Discours de Laura Slimani lors des 20e commémorations du génocide des Tutsi au Rwanda

Seul le prononcé fait foi

Depuis 2010 les Jeunes Socialistes sont présents chaque année aux commémorations du génocide des Tutsi au Rwanda.
 
Je veux donc faire part de ma profonde émotion et rendre hommage ici aux 800 000 personnes tuées en à peine 100 jours au Rwanda en 1994, pour la seule raison de leur existence, parce qu’ils étaient Tutsi ou parce qu’ils refusaient le génocide.
 
Dans chaque génocide, la même négation de l’humanité, la même planification d’État, la même manipulation des masses et la haine de l’autre. Et suite à chaque génocide, juif, arménien, au Cambodge ou des Tutsi du Rwanda, cette même volonté de nier ce qu’il s’est passé. Parce qu’il est le dernier acte du génocide, le négationnisme doit être condamné sous toutes ses formes et avec fermeté.

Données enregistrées
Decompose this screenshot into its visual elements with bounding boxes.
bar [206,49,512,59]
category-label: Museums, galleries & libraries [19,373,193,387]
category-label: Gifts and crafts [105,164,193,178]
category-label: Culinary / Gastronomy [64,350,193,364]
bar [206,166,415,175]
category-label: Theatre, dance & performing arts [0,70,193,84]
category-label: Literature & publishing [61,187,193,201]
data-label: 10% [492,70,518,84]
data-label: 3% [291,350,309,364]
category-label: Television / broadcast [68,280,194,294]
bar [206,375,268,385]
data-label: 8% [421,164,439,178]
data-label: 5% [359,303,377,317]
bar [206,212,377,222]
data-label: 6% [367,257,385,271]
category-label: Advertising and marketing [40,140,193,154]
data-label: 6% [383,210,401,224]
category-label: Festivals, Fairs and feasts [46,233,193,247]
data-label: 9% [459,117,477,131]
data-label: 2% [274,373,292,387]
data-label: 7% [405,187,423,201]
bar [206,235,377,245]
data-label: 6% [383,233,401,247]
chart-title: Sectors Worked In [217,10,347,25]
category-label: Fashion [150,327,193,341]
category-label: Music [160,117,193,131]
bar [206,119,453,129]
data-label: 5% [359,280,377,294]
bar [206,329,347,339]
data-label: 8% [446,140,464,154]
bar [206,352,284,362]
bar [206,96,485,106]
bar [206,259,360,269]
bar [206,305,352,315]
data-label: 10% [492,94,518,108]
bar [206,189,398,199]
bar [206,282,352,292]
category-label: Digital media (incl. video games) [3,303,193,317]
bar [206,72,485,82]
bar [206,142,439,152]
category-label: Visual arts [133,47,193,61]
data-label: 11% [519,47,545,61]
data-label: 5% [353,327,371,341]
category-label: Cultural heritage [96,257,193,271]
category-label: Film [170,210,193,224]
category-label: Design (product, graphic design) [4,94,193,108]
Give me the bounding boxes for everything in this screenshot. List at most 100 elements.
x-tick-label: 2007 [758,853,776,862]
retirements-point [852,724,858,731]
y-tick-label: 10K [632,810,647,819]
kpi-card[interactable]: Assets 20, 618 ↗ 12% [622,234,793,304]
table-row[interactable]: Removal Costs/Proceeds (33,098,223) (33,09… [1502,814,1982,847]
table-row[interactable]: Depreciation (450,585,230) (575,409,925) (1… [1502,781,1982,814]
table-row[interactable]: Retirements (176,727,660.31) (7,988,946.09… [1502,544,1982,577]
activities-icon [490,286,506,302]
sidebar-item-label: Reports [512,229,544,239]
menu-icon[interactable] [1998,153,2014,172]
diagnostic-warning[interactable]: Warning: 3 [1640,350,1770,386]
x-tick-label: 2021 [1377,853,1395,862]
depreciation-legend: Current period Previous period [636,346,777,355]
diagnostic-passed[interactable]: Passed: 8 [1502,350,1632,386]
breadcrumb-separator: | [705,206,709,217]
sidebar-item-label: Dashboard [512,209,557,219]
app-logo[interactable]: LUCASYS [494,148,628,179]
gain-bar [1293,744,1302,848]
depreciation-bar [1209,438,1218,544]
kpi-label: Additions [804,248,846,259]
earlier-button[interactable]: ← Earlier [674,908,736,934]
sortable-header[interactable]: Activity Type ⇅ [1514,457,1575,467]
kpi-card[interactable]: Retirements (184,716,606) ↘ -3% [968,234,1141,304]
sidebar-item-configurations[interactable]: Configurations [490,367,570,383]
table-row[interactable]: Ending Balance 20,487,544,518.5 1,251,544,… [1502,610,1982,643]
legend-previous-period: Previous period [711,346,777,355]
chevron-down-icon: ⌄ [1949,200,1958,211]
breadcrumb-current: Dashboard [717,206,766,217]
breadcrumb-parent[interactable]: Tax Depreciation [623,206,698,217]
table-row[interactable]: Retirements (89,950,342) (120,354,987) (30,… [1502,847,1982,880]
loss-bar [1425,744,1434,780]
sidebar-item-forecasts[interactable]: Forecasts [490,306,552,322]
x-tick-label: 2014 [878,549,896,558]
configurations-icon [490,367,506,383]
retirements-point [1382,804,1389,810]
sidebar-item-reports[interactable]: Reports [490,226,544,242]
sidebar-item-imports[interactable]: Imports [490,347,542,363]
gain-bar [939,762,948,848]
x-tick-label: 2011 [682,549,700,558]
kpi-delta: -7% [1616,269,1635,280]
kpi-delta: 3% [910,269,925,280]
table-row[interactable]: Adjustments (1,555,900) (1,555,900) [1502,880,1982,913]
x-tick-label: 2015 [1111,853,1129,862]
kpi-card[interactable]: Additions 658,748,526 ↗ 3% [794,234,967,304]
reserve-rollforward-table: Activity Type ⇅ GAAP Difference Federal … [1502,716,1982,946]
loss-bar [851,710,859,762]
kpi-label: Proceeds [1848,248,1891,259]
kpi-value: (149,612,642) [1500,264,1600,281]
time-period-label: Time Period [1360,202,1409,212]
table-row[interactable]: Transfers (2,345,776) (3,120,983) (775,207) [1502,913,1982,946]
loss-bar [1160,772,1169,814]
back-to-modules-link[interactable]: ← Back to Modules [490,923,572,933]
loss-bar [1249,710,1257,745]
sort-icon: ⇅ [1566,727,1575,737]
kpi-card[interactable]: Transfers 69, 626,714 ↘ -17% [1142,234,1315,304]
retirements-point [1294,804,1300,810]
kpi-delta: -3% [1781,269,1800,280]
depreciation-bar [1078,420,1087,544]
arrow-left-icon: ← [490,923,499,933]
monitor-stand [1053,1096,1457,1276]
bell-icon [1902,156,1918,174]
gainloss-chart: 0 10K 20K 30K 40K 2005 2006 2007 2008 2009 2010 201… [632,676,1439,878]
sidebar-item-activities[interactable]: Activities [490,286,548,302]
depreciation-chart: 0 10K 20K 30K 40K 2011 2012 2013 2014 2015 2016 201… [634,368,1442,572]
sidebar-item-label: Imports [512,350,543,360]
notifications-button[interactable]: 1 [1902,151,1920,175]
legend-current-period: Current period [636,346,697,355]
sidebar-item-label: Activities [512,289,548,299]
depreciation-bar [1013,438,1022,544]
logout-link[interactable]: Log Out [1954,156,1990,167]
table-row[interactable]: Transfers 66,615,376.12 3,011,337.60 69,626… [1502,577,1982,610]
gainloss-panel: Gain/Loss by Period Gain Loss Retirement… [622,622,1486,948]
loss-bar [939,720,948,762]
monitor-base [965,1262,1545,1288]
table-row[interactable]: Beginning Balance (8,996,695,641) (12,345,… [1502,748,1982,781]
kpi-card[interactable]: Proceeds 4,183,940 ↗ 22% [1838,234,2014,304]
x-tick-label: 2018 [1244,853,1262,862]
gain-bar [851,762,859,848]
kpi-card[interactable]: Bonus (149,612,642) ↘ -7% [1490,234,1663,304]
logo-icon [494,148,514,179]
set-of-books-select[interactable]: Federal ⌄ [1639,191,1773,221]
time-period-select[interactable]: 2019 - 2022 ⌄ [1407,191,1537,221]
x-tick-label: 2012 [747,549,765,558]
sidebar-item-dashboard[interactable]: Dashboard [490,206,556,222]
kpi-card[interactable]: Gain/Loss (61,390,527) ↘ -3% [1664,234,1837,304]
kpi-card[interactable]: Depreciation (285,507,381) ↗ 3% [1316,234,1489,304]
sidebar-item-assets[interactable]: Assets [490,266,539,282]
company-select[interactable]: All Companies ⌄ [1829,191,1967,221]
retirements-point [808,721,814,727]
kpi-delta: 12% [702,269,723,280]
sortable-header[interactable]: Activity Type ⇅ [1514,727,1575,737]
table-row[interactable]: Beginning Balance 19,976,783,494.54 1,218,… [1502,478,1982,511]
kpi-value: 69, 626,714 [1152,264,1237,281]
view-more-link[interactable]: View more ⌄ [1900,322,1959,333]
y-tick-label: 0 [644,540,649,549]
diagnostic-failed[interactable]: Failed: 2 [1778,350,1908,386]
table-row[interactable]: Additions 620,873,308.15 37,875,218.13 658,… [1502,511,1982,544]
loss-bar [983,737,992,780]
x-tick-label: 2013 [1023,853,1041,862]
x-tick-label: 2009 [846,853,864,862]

EXERCICE PROPOSÉ: Recopiez intégralement le discours sur les commémorations du génocide des Tutsi, sans en modifier un seul mot.

RÉPONSE ATTENDUE:
Discours de Laura Slimani lors des 20e commémorations du génocide des Tutsi au Rwanda

Seul le prononcé fait foi

Depuis 2010 les Jeunes Socialistes sont présents chaque année aux commémorations du génocide des Tutsi au Rwanda.
 
Je veux donc faire part de ma profonde émotion et rendre hommage ici aux 800 000 personnes tuées en à peine 100 jours au Rwanda en 1994, pour la seule raison de leur existence, parce qu’ils étaient Tutsi ou parce qu’ils refusaient le génocide.
 
Dans chaque génocide, la même négation de l’humanité, la même planification d’État, la même manipulation des masses et la haine de l’autre. Et suite à chaque génocide, juif, arménien, au Cambodge ou des Tutsi du Rwanda, cette même volonté de nier ce qu’il s’est passé. Parce qu’il est le dernier acte du génocide, le négationnisme doit être condamné sous toutes ses formes et avec fermeté.